Search the listing below for the string "Windenergieanlagen" and copy every line where it occurs.

**Material supplied:**

»»

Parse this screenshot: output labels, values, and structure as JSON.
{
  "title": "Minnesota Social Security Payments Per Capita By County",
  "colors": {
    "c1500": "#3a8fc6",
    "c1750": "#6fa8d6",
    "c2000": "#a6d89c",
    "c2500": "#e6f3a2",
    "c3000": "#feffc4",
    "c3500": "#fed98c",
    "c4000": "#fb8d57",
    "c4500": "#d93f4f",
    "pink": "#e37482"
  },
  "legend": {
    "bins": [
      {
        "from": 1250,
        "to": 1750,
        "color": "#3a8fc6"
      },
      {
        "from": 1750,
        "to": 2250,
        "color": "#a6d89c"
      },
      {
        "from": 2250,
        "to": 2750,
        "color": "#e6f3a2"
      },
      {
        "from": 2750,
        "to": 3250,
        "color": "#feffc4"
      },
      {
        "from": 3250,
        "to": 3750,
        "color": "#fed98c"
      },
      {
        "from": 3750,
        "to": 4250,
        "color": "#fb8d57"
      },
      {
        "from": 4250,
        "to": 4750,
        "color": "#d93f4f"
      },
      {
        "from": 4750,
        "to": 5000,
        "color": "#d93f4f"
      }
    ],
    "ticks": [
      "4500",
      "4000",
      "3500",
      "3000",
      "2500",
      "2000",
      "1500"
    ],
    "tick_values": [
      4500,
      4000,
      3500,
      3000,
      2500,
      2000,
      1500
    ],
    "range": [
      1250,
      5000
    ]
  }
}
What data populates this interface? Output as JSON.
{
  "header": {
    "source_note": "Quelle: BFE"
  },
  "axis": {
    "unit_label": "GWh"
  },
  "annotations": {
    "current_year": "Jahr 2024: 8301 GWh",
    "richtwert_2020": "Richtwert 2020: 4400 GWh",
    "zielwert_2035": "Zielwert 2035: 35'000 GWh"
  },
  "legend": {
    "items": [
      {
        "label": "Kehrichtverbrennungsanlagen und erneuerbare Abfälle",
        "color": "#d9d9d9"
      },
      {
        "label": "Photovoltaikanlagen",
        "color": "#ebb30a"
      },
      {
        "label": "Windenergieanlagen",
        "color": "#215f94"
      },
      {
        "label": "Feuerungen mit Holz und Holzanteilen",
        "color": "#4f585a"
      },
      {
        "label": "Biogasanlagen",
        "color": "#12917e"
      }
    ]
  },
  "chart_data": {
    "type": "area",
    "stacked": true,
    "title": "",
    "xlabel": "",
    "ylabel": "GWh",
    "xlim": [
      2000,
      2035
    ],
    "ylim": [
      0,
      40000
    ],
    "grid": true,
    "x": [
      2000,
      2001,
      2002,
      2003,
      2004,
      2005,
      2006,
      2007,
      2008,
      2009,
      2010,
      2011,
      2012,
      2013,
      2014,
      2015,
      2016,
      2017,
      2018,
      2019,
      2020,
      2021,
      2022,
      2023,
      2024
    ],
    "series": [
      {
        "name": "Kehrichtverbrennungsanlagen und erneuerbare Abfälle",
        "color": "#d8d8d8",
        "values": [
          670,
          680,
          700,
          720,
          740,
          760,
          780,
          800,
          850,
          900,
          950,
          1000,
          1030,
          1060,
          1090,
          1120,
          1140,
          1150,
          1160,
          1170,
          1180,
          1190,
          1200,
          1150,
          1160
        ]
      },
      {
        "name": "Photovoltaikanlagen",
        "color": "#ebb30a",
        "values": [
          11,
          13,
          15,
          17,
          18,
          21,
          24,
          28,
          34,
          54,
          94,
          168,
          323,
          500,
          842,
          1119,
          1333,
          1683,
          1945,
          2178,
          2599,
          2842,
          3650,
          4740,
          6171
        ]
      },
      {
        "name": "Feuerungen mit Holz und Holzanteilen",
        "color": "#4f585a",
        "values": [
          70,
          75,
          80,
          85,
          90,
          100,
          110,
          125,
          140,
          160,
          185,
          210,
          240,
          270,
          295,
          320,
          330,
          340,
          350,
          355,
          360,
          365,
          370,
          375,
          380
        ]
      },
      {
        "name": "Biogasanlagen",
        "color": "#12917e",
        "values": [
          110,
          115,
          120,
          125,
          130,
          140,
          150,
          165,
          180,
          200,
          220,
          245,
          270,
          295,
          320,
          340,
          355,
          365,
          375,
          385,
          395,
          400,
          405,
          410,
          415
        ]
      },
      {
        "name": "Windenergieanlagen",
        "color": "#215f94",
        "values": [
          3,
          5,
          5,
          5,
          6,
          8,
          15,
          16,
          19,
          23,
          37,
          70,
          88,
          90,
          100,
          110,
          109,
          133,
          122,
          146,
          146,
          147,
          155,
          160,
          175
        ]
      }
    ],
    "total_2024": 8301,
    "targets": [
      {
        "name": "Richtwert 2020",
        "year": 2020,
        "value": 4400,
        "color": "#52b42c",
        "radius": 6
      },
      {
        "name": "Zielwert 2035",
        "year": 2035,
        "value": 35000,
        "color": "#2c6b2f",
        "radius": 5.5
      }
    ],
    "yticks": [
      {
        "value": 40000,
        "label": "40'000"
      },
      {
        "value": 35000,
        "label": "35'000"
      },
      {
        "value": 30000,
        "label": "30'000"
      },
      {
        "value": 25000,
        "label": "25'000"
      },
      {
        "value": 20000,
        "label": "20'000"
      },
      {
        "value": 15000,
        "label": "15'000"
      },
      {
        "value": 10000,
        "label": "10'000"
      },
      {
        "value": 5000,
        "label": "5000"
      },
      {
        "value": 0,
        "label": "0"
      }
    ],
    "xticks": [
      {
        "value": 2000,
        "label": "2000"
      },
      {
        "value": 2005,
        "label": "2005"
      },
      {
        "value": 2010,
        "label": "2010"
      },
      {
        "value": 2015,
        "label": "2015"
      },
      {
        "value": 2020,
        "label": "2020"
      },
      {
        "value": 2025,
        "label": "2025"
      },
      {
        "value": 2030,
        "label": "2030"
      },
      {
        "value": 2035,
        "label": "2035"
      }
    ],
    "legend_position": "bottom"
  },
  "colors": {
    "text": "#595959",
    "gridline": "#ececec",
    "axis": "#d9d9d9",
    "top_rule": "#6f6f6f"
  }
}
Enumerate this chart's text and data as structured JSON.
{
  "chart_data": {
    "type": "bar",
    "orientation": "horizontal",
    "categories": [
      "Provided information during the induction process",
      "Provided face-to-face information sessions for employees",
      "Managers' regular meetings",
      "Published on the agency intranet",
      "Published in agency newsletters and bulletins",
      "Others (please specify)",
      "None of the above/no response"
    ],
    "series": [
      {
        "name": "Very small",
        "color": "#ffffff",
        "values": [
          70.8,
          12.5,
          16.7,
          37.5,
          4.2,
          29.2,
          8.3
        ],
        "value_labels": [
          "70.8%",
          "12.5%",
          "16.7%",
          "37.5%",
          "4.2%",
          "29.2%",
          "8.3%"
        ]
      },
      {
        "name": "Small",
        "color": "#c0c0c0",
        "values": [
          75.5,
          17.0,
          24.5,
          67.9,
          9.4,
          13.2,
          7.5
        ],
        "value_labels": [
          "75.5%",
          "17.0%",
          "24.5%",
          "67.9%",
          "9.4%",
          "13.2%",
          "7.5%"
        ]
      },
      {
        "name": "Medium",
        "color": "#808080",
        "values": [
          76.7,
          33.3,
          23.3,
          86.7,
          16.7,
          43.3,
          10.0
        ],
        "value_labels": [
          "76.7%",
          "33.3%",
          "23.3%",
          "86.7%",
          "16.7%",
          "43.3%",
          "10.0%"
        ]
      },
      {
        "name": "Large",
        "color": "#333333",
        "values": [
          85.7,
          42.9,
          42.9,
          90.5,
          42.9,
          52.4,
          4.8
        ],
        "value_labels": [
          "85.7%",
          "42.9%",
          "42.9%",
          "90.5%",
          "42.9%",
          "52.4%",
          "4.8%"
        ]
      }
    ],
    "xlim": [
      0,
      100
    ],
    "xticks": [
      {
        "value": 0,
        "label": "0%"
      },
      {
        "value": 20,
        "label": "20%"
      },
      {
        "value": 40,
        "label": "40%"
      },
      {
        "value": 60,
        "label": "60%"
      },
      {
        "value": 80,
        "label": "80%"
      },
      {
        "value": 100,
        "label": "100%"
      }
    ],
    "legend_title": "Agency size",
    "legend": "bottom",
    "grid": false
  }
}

««

**Correct output:**
        "label": "Windenergieanlagen",
        "name": "Windenergieanlagen",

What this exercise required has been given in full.